*Отрывок текста*:
------------------------------------------------------------------------

Недавно у Гнедич, где все очень бедно, очень мизерно, очень неприглядно, кроме жизни духа, встретила юного второкурсника Эткинда Ефима, как он сам представляется. Красивый девятнадцатилетний юноша. Романское отделение. Знает три языка. Любит и чувствует книгу. Переводил для себя Гейне, Верлена и Агриппу д’Обинье. Читал стихотворные переводы Киплинга, написанные каким-то приятелем, таким же девятнадцатилетним юношей. И стихи и перевод весьма нескверные. Смотрела на него, радовалась радостью зрелой, немолодой и чистой: как хорошо – есть, значит, такая молодежь, которая с флиртом и физкультурой соединяет латынь, языкознание, стихи Маллармэ и трагедии Эсхила. Как хорошо, что такая молодежь существует! Как хорошо, что я встретилась с ее представителем и узнала, что он – только один из многих. От этого стало легко и горько. Горько потому, что я остановилась, что за последние годы я ничего не приобретаю, что в свободные часы я могу либо вообще ничего не делать, либо читать неразборчиво и бессистемно, как всегда. А годы идут. И я оскудеваю.
Гнедич уверена, что через два года я буду защищать кандидатскую диссертацию.
А я в этом совсем не уверена.
Гнедич твердо знает, что жизнь я должна кончить доктором es letri, написав нечто блестящее и умное о французской литературе Средневековья и о Вольтере. А я этого не знаю.
Литература! Равель! Леонардо да Винчи!
Да, да, это я, это, конечно, я, но та, которой мне быть не положено, та, которой я могла бы быть, та, о которой я иногда грустно и гордо мечтаю, как о нерожденном сыне, как о ненаписанной поэме, как о неповторимых мигах прошлого.
Мечтающий солдат – плохой солдат.
И я запрещаю себе даже мечтать.
Вот ворошиловским стрелком я стать могу.
Октябрь, 10, воскресенье
Конец сентября и начало этого месяца в большой работе: порт, университет, ученицы. К педагогике теряю вкус – становлюсь вялой, уроки провожу средне. Мне надоело. И все некогда, некогда. Работа, портниха, неудачные попытки купить черные замшевые туфли, замазка окон, дрова, скучные люди, редкие встречи с Синей Птицей.
На днях: Гнедич и Павловск. Гейне ("Deutschland") и Пастернак ("1905"). Великолепные краски, буйная листва, всегда новые аспекты пейзажей.
Очень легко, очень далеко проплывают воспоминания: черненькая книжечка – Николь – что-то еще…
Как хорошо: в осенний день
Сквозь непроглядное ненастье
Знать, что оно пришло ко мне,
Мое мучительное счастье…
Мысли ласковые, тихие. Очень хороший день.

------------------------------------------------------------------------

*Что сделать*:
[1] Повторите слово в слово кусок из дневника: начиная со слов «Литература! Равель! Леонардо» и заканчивая словами «солдат – плохой солдат.».
[2] Продолжите дневник дальше, сразу после его последней фразы.

------------------------------------------------------------------------

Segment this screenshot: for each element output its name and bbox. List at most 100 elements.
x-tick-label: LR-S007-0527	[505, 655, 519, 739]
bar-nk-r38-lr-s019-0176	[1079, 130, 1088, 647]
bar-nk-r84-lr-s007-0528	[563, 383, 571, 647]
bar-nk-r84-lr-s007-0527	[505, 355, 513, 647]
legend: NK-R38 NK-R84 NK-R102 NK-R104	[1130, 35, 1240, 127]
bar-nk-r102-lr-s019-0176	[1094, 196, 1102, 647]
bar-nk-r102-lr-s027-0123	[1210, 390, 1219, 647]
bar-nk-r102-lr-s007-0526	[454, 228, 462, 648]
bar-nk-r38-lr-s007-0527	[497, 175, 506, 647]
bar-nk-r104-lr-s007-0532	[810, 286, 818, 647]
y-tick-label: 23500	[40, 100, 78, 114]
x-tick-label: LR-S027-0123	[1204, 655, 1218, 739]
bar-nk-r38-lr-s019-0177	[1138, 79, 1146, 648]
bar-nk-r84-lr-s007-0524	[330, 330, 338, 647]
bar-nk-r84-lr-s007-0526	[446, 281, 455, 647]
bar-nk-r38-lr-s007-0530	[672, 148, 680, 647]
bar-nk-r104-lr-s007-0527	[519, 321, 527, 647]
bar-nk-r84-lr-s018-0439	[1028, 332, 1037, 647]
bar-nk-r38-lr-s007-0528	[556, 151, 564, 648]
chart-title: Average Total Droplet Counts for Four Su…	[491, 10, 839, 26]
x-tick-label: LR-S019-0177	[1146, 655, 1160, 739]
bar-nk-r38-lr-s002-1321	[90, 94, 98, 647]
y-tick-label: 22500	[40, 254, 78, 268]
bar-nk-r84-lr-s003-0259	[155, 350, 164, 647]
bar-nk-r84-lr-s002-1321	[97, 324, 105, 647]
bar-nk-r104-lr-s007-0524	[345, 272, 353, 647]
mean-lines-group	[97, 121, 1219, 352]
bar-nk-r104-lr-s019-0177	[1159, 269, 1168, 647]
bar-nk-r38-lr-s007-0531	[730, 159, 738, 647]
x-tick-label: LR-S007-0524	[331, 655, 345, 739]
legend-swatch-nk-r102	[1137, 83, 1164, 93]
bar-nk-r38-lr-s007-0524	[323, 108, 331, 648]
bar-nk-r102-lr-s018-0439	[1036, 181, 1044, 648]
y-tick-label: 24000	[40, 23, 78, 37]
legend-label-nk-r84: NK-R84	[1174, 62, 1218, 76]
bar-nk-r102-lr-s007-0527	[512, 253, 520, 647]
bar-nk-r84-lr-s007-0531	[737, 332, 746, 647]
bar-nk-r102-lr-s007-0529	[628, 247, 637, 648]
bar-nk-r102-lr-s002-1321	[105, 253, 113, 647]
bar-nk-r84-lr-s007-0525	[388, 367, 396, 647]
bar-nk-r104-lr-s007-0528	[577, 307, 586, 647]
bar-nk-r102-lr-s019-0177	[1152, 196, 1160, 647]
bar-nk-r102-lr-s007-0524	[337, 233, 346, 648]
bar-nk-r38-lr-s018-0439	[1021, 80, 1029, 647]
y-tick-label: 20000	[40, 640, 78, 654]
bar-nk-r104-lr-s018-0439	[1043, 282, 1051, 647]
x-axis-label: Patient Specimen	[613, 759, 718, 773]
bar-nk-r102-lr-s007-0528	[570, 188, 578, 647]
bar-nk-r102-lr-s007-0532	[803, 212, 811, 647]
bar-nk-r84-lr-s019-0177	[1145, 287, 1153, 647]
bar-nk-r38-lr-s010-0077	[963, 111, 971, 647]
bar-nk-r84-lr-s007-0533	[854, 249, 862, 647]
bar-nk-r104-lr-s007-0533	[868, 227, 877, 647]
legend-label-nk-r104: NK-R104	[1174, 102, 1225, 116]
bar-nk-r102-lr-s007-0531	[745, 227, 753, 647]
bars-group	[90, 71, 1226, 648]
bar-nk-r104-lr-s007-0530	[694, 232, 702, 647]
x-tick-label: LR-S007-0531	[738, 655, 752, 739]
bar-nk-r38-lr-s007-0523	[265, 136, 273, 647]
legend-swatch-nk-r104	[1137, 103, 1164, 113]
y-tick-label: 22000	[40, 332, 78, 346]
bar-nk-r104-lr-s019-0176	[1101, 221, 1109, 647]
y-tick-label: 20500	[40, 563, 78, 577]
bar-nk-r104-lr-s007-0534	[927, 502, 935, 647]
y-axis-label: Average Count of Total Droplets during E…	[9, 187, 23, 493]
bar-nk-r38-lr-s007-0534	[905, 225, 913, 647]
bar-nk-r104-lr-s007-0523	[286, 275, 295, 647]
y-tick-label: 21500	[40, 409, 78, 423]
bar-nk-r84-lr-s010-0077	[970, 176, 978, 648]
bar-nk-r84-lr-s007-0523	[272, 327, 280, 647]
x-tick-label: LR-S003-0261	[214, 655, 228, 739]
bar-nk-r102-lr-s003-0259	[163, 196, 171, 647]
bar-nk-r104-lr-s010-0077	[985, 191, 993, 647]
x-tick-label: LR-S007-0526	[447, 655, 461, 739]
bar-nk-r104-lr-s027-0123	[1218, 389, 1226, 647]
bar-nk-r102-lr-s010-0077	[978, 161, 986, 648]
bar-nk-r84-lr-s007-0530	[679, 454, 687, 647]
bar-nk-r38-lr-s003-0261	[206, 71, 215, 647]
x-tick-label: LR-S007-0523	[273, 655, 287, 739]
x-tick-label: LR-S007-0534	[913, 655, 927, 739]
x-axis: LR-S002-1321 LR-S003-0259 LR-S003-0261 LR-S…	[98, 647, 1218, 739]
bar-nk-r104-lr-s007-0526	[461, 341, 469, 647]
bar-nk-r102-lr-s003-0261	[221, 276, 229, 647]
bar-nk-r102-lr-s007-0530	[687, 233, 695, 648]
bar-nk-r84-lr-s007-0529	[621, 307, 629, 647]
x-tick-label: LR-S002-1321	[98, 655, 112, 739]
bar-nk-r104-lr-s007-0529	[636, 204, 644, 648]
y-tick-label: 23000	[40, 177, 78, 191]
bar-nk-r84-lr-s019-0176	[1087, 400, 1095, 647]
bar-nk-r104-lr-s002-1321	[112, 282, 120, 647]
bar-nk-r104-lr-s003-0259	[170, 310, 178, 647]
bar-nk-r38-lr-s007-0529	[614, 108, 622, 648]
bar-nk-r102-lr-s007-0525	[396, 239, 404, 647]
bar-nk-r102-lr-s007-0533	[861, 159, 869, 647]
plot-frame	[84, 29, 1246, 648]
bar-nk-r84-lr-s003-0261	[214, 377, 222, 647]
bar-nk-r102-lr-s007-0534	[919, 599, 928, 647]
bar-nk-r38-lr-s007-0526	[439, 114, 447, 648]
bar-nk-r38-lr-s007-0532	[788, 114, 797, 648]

------------------------------------------------------------------------

*Ответы по заданиям*:
[1]
Литература! Равель! Леонардо да Винчи!
Да, да, это я, это, конечно, я, но та, которой мне быть не положено, та, которой я могла бы быть, та, о которой я иногда грустно и гордо мечтаю, как о нерожденном сыне, как о ненаписанной поэме, как о неповторимых мигах прошлого.
Мечтающий солдат – плохой солдат.

[2]
Событий много. Всяческие события. А писать не о чем.
16 октября, суббота
После ослепительных часов дня, когда и тело и душа говорят только стихами, – сумерки, дождь, улица. В лавке на Жуковской покупаю Маяковского и Чуковского (о детях). Думаю о книгах, о лавке, о том, что дождь, что хочется поехать дальше, что в трамах много народу, что где-то зовет меня голос – мой голос, самый любимый голос неизвестного и любимого, что голос будет звать меня напрасно, что я не приду, что я скована.
Как необычны круги моей жизни! И сколько в жизни моей тьмы, настоящей тьмы. Озаренная небывалым светом, окрыленная небывалой страстью (огонь – чистота), я все-таки стою во тьме, и пути мои ночные.
Мне очень хорошо, и мне очень тяжело.
De profundis clamavi ad Te. Но пусть, пусть будет все, что будет, лишь бы осталось то, что есть.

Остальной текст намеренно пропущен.